'''

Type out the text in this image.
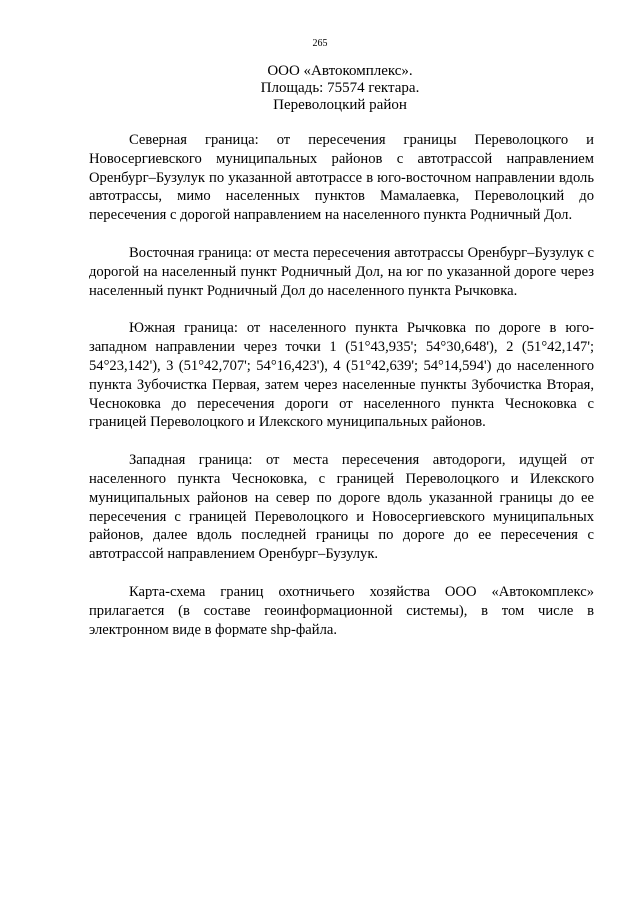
265
ООО «Автокомплекс».
Площадь: 75574 гектара.
Переволоцкий район

Северная граница: от пересечения границы Переволоцкого и Новосергиевского муниципальных районов с автотрассой направлением Оренбург–Бузулук по указанной автотрассе в юго-восточном направлении вдоль автотрассы, мимо населенных пунктов Мамалаевка, Переволоцкий до пересечения с дорогой направлением на населенного пункта Родничный Дол.

Восточная граница: от места пересечения автотрассы Оренбург–Бузулук с дорогой на населенный пункт Родничный Дол, на юг по указанной дороге через населенный пункт Родничный Дол до населенного пункта Рычковка.

Южная граница: от населенного пункта Рычковка по дороге в юго-западном направлении через точки 1 (51°43,935'; 54°30,648'), 2 (51°42,147'; 54°23,142'), 3 (51°42,707'; 54°16,423'), 4 (51°42,639'; 54°14,594') до населенного пункта Зубочистка Первая, затем через населенные пункты Зубочистка Вторая, Чесноковка до пересечения дороги от населенного пункта Чесноковка с границей Переволоцкого и Илекского муниципальных районов.

Западная граница: от места пересечения автодороги, идущей от населенного пункта Чесноковка, с границей Переволоцкого и Илекского муниципальных районов на север по дороге вдоль указанной границы до ее пересечения с границей Переволоцкого и Новосергиевского муниципальных районов, далее вдоль последней границы по дороге до ее пересечения с автотрассой направлением Оренбург–Бузулук.

Карта-схема границ охотничьего хозяйства ООО «Автокомплекс» прилагается (в составе геоинформационной системы), в том числе в электронном виде в формате shp-файла.
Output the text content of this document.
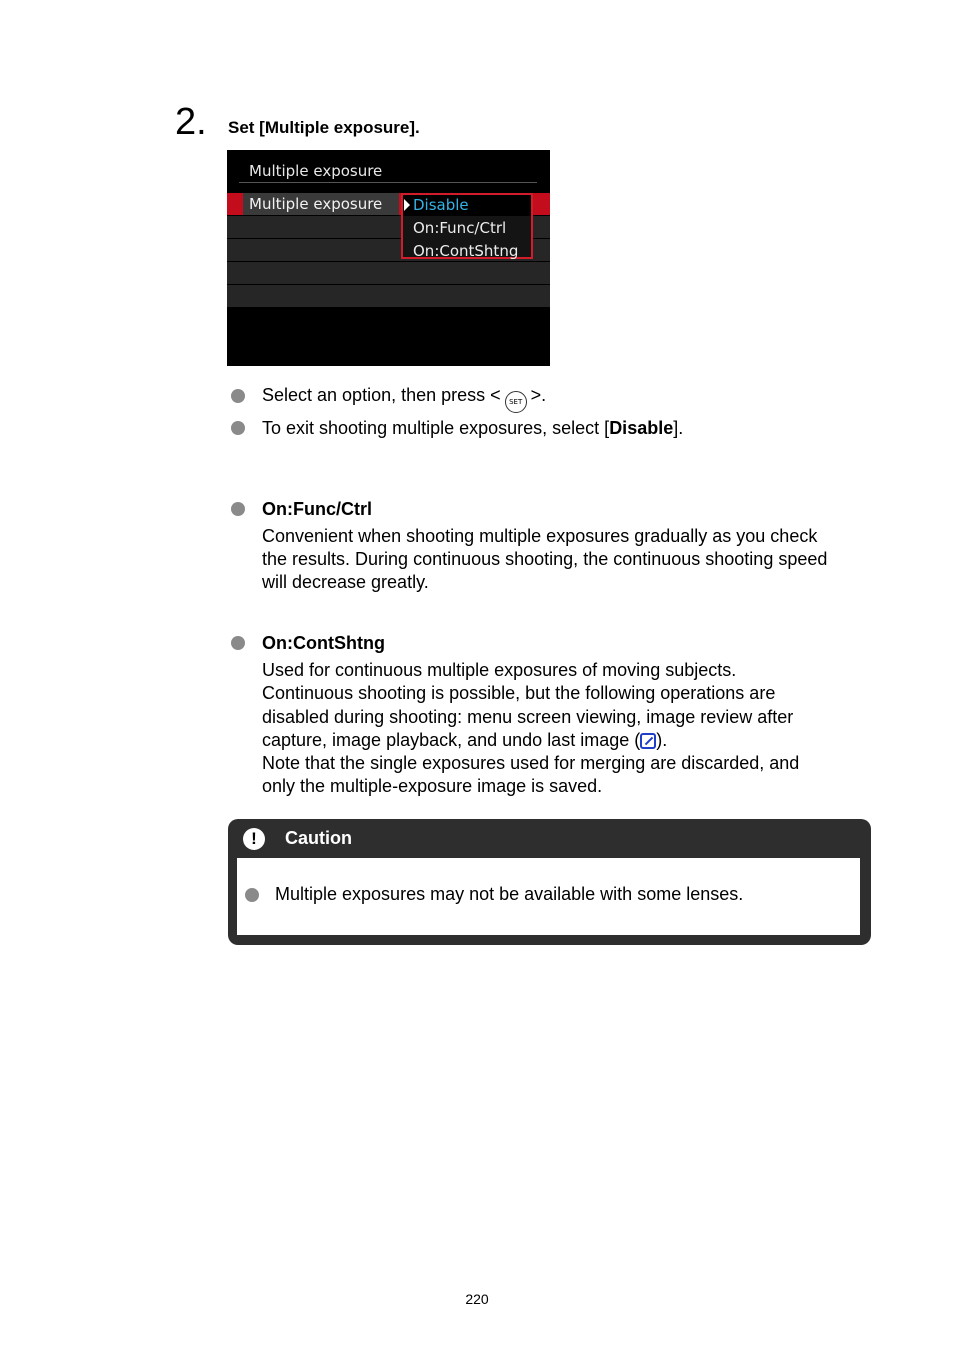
2. Set [Multiple exposure].
Multiple exposure
Multiple exposure Disable
On:Func/Ctrl
On:ContShtng
Select an option, then press < SET >.
To exit shooting multiple exposures, select [Disable].
On:Func/Ctrl
Convenient when shooting multiple exposures gradually as you check
the results. During continuous shooting, the continuous shooting speed
will decrease greatly.
On:ContShtng
Used for continuous multiple exposures of moving subjects.
Continuous shooting is possible, but the following operations are
disabled during shooting: menu screen viewing, image review after
capture, image playback, and undo last image ( ).
Note that the single exposures used for merging are discarded, and
only the multiple-exposure image is saved.
!	Caution
Multiple exposures may not be available with some lenses.
220
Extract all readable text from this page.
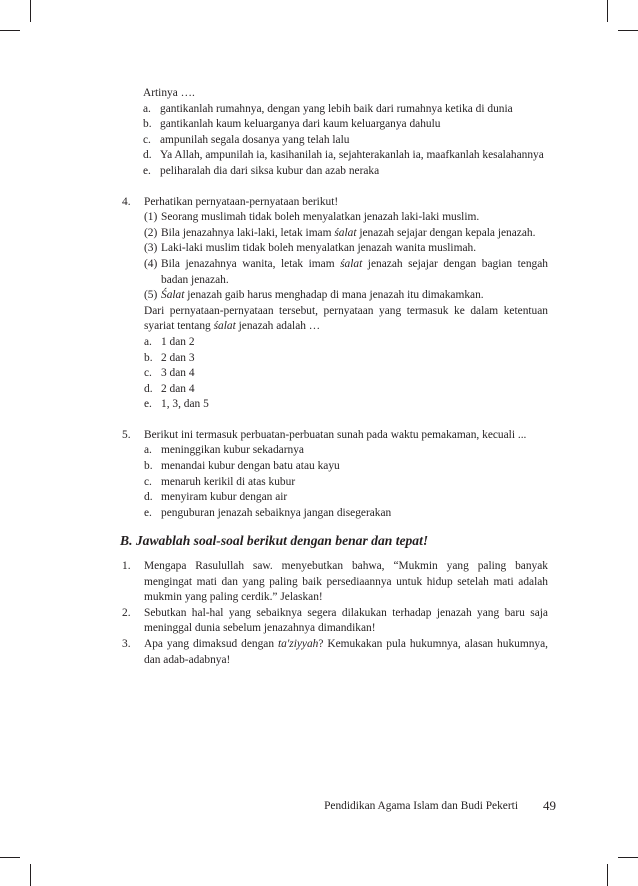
Artinya ….
a. gantikanlah rumahnya, dengan yang lebih baik dari rumahnya ketika di dunia
b. gantikanlah kaum keluarganya dari kaum keluarganya dahulu
c. ampunilah segala dosanya yang telah lalu
d. Ya Allah, ampunilah ia, kasihanilah ia, sejahterakanlah ia, maafkanlah kesalahannya
e. peliharalah dia dari siksa kubur dan azab neraka
4. Perhatikan pernyataan-pernyataan berikut!
(1) Seorang muslimah tidak boleh menyalatkan jenazah laki-laki muslim.
(2) Bila jenazahnya laki-laki, letak imam śalat jenazah sejajar dengan kepala jenazah.
(3) Laki-laki muslim tidak boleh menyalatkan jenazah wanita muslimah.
(4) Bila jenazahnya wanita, letak imam śalat jenazah sejajar dengan bagian tengah badan jenazah.
(5) Śalat jenazah gaib harus menghadap di mana jenazah itu dimakamkan.
Dari pernyataan-pernyataan tersebut, pernyataan yang termasuk ke dalam ketentuan syariat tentang śalat jenazah adalah …
a. 1 dan 2
b. 2 dan 3
c. 3 dan 4
d. 2 dan 4
e. 1, 3, dan 5
5. Berikut ini termasuk perbuatan-perbuatan sunah pada waktu pemakaman, kecuali ...
a. meninggikan kubur sekadarnya
b. menandai kubur dengan batu atau kayu
c. menaruh kerikil di atas kubur
d. menyiram kubur dengan air
e. penguburan jenazah sebaiknya jangan disegerakan
B. Jawablah soal-soal berikut dengan benar dan tepat!
1. Mengapa Rasulullah saw. menyebutkan bahwa, “Mukmin yang paling banyak mengingat mati dan yang paling baik persediaannya untuk hidup setelah mati adalah mukmin yang paling cerdik.” Jelaskan!
2. Sebutkan hal-hal yang sebaiknya segera dilakukan terhadap jenazah yang baru saja meninggal dunia sebelum jenazahnya dimandikan!
3. Apa yang dimaksud dengan ta'ziyyah? Kemukakan pula hukumnya, alasan hukumnya, dan adab-adabnya!
Pendidikan Agama Islam dan Budi Pekerti 49
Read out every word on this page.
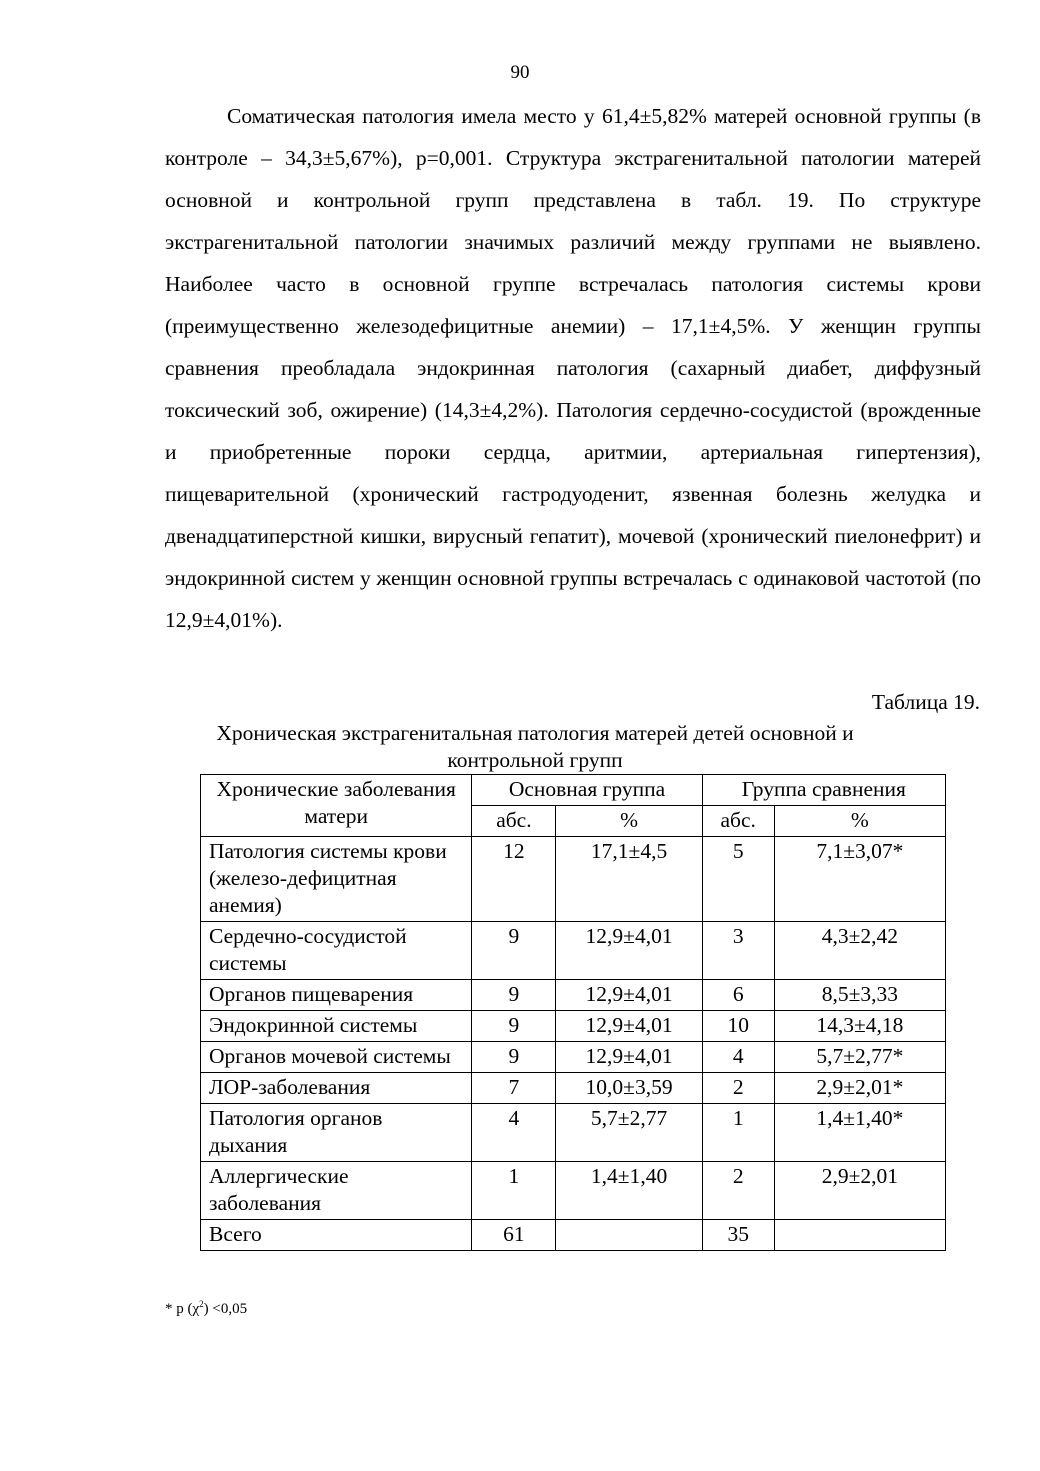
90

Соматическая патология имела место у 61,4±5,82% матерей основной группы (в контроле – 34,3±5,67%), р=0,001. Структура экстрагенитальной патологии матерей основной и контрольной групп представлена в табл. 19. По структуре экстрагенитальной патологии значимых различий между группами не выявлено. Наиболее часто в основной группе встречалась патология системы крови (преимущественно железодефицитные анемии) – 17,1±4,5%. У женщин группы сравнения преобладала эндокринная патология (сахарный диабет, диффузный токсический зоб, ожирение) (14,3±4,2%). Патология сердечно-сосудистой (врожденные и приобретенные пороки сердца, аритмии, артериальная гипертензия), пищеварительной (хронический гастродуоденит, язвенная болезнь желудка и двенадцатиперстной кишки, вирусный гепатит), мочевой (хронический пиелонефрит) и эндокринной систем у женщин основной группы встречалась с одинаковой частотой (по 12,9±4,01%).

Таблица 19.
Хроническая экстрагенитальная патология матерей детей основной и контрольной групп
Хронические заболевания матери	Основная группа		Группа сравнения	
	абс.	%	абс.	%
Патология системы крови (железо-дефицитная анемия)	12	17,1±4,5	5	7,1±3,07*
Сердечно-сосудистой системы	9	12,9±4,01	3	4,3±2,42
Органов пищеварения	9	12,9±4,01	6	8,5±3,33
Эндокринной системы	9	12,9±4,01	10	14,3±4,18
Органов мочевой системы	9	12,9±4,01	4	5,7±2,77*
ЛОР-заболевания	7	10,0±3,59	2	2,9±2,01*
Патология органов дыхания	4	5,7±2,77	1	1,4±1,40*
Аллергические заболевания	1	1,4±1,40	2	2,9±2,01
Всего	61		35	
* р $(\chi^2) <0,05$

'''

→ JOB:
List the lines that contain the word "boleh".

→ RESULT OF THE EXERCISE:
(1) Seorang muslimah tidak boleh menyalatkan jenazah laki-laki muslim.
(3) Laki-laki muslim tidak boleh menyalatkan jenazah wanita muslimah.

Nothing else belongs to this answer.